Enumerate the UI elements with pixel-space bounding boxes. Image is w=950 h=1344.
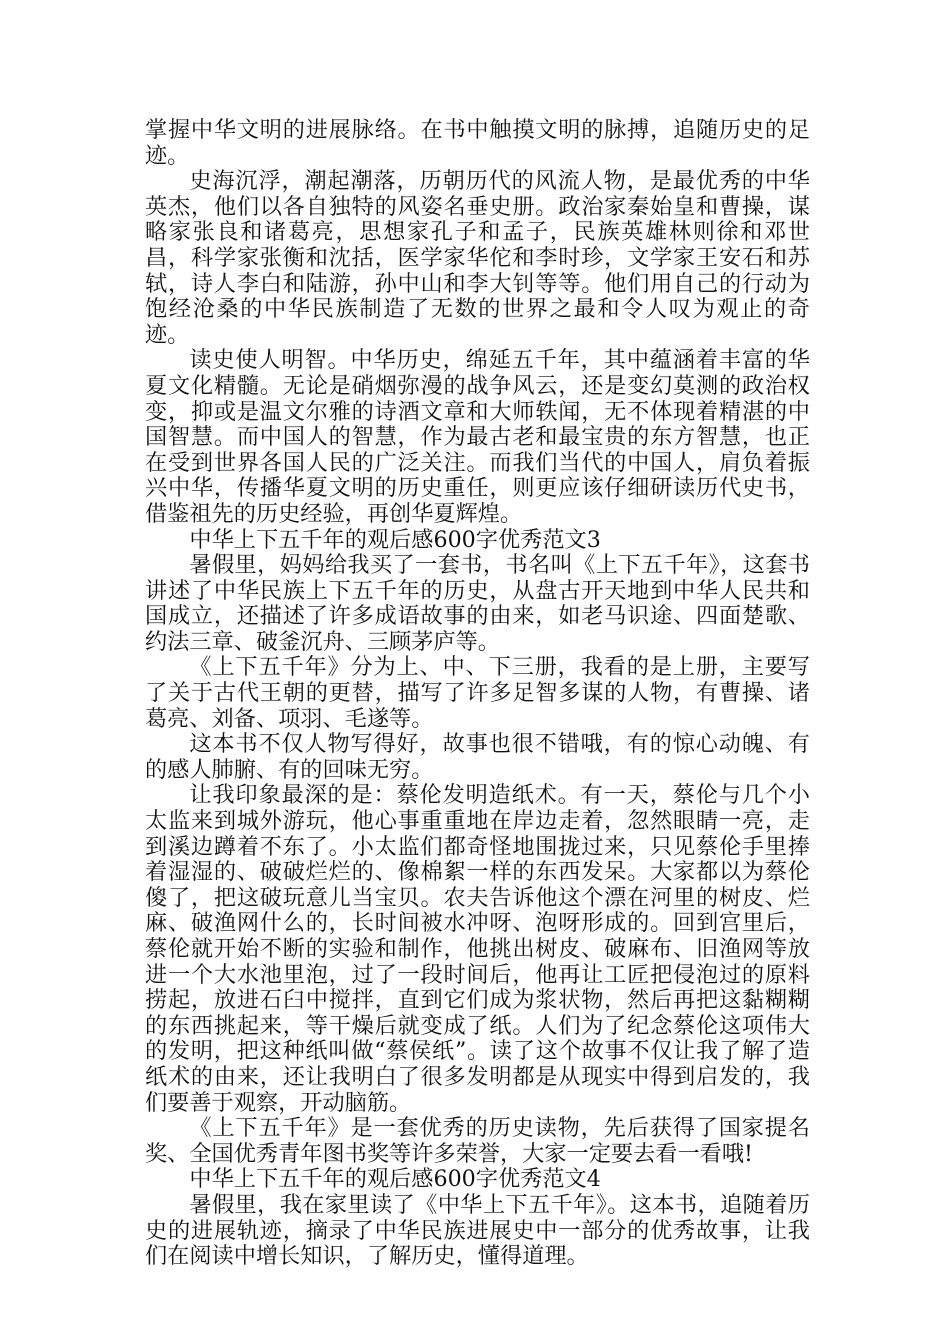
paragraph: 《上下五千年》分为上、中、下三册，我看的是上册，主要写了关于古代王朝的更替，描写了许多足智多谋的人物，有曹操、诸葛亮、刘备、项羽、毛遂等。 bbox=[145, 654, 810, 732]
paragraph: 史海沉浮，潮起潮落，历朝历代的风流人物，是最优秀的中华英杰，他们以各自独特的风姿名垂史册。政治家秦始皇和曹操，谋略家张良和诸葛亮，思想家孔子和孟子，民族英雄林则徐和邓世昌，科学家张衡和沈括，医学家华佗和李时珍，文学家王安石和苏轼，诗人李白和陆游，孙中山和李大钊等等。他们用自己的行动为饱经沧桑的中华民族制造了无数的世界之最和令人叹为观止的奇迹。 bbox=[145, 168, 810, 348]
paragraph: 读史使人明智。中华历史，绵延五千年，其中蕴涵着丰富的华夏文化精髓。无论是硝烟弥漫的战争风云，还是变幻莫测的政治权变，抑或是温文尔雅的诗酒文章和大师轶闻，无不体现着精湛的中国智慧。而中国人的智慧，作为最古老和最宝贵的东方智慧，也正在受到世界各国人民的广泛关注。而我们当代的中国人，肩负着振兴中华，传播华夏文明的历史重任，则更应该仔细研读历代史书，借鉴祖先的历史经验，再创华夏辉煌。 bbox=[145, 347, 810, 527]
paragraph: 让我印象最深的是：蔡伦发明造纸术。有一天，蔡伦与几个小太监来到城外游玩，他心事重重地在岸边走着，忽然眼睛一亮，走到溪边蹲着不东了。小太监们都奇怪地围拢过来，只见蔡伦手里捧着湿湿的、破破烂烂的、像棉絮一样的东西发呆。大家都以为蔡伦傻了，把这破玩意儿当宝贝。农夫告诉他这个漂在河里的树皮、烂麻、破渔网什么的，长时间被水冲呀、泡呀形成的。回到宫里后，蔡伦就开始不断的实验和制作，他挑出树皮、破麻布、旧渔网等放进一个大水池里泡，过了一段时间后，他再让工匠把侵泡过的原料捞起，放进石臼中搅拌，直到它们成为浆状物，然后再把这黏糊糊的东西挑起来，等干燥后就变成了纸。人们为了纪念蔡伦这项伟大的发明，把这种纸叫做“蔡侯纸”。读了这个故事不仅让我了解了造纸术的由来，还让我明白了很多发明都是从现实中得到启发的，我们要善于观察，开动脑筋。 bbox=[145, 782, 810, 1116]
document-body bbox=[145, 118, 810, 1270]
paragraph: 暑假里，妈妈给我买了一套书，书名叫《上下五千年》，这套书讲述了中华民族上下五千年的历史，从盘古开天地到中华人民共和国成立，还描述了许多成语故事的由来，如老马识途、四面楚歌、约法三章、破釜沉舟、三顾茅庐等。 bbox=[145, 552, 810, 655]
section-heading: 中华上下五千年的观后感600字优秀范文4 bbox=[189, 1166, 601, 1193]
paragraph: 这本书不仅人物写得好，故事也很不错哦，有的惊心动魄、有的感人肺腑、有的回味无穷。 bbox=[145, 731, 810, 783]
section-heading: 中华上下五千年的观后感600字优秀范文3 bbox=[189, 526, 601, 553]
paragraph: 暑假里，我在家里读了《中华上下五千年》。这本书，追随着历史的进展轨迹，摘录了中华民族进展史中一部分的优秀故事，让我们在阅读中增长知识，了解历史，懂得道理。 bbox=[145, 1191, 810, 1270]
+ + + + +
Exercise brief: Please reproduce every line of the entries above word for word, omitting the pictures.

The solution:
Enumerate the UI elements with pixel-space bounding boxes. Image is w=950 h=1344.
paragraph: 《上下五千年》分为上、中、下三册，我看的是上册，主要写了关于古代王朝的更替，描写了许多足智多谋的人物，有曹操、诸葛亮、刘备、项羽、毛遂等。 bbox=[145, 654, 810, 732]
paragraph: 史海沉浮，潮起潮落，历朝历代的风流人物，是最优秀的中华英杰，他们以各自独特的风姿名垂史册。政治家秦始皇和曹操，谋略家张良和诸葛亮，思想家孔子和孟子，民族英雄林则徐和邓世昌，科学家张衡和沈括，医学家华佗和李时珍，文学家王安石和苏轼，诗人李白和陆游，孙中山和李大钊等等。他们用自己的行动为饱经沧桑的中华民族制造了无数的世界之最和令人叹为观止的奇迹。 bbox=[145, 168, 810, 348]
paragraph: 读史使人明智。中华历史，绵延五千年，其中蕴涵着丰富的华夏文化精髓。无论是硝烟弥漫的战争风云，还是变幻莫测的政治权变，抑或是温文尔雅的诗酒文章和大师轶闻，无不体现着精湛的中国智慧。而中国人的智慧，作为最古老和最宝贵的东方智慧，也正在受到世界各国人民的广泛关注。而我们当代的中国人，肩负着振兴中华，传播华夏文明的历史重任，则更应该仔细研读历代史书，借鉴祖先的历史经验，再创华夏辉煌。 bbox=[145, 347, 810, 527]
paragraph: 让我印象最深的是：蔡伦发明造纸术。有一天，蔡伦与几个小太监来到城外游玩，他心事重重地在岸边走着，忽然眼睛一亮，走到溪边蹲着不东了。小太监们都奇怪地围拢过来，只见蔡伦手里捧着湿湿的、破破烂烂的、像棉絮一样的东西发呆。大家都以为蔡伦傻了，把这破玩意儿当宝贝。农夫告诉他这个漂在河里的树皮、烂麻、破渔网什么的，长时间被水冲呀、泡呀形成的。回到宫里后，蔡伦就开始不断的实验和制作，他挑出树皮、破麻布、旧渔网等放进一个大水池里泡，过了一段时间后，他再让工匠把侵泡过的原料捞起，放进石臼中搅拌，直到它们成为浆状物，然后再把这黏糊糊的东西挑起来，等干燥后就变成了纸。人们为了纪念蔡伦这项伟大的发明，把这种纸叫做“蔡侯纸”。读了这个故事不仅让我了解了造纸术的由来，还让我明白了很多发明都是从现实中得到启发的，我们要善于观察，开动脑筋。 bbox=[145, 782, 810, 1116]
document-body bbox=[145, 118, 810, 1270]
paragraph: 暑假里，妈妈给我买了一套书，书名叫《上下五千年》，这套书讲述了中华民族上下五千年的历史，从盘古开天地到中华人民共和国成立，还描述了许多成语故事的由来，如老马识途、四面楚歌、约法三章、破釜沉舟、三顾茅庐等。 bbox=[145, 552, 810, 655]
section-heading: 中华上下五千年的观后感600字优秀范文4 bbox=[189, 1166, 601, 1193]
paragraph: 这本书不仅人物写得好，故事也很不错哦，有的惊心动魄、有的感人肺腑、有的回味无穷。 bbox=[145, 731, 810, 783]
section-heading: 中华上下五千年的观后感600字优秀范文3 bbox=[189, 526, 601, 553]
paragraph: 暑假里，我在家里读了《中华上下五千年》。这本书，追随着历史的进展轨迹，摘录了中华民族进展史中一部分的优秀故事，让我们在阅读中增长知识，了解历史，懂得道理。 bbox=[145, 1191, 810, 1270]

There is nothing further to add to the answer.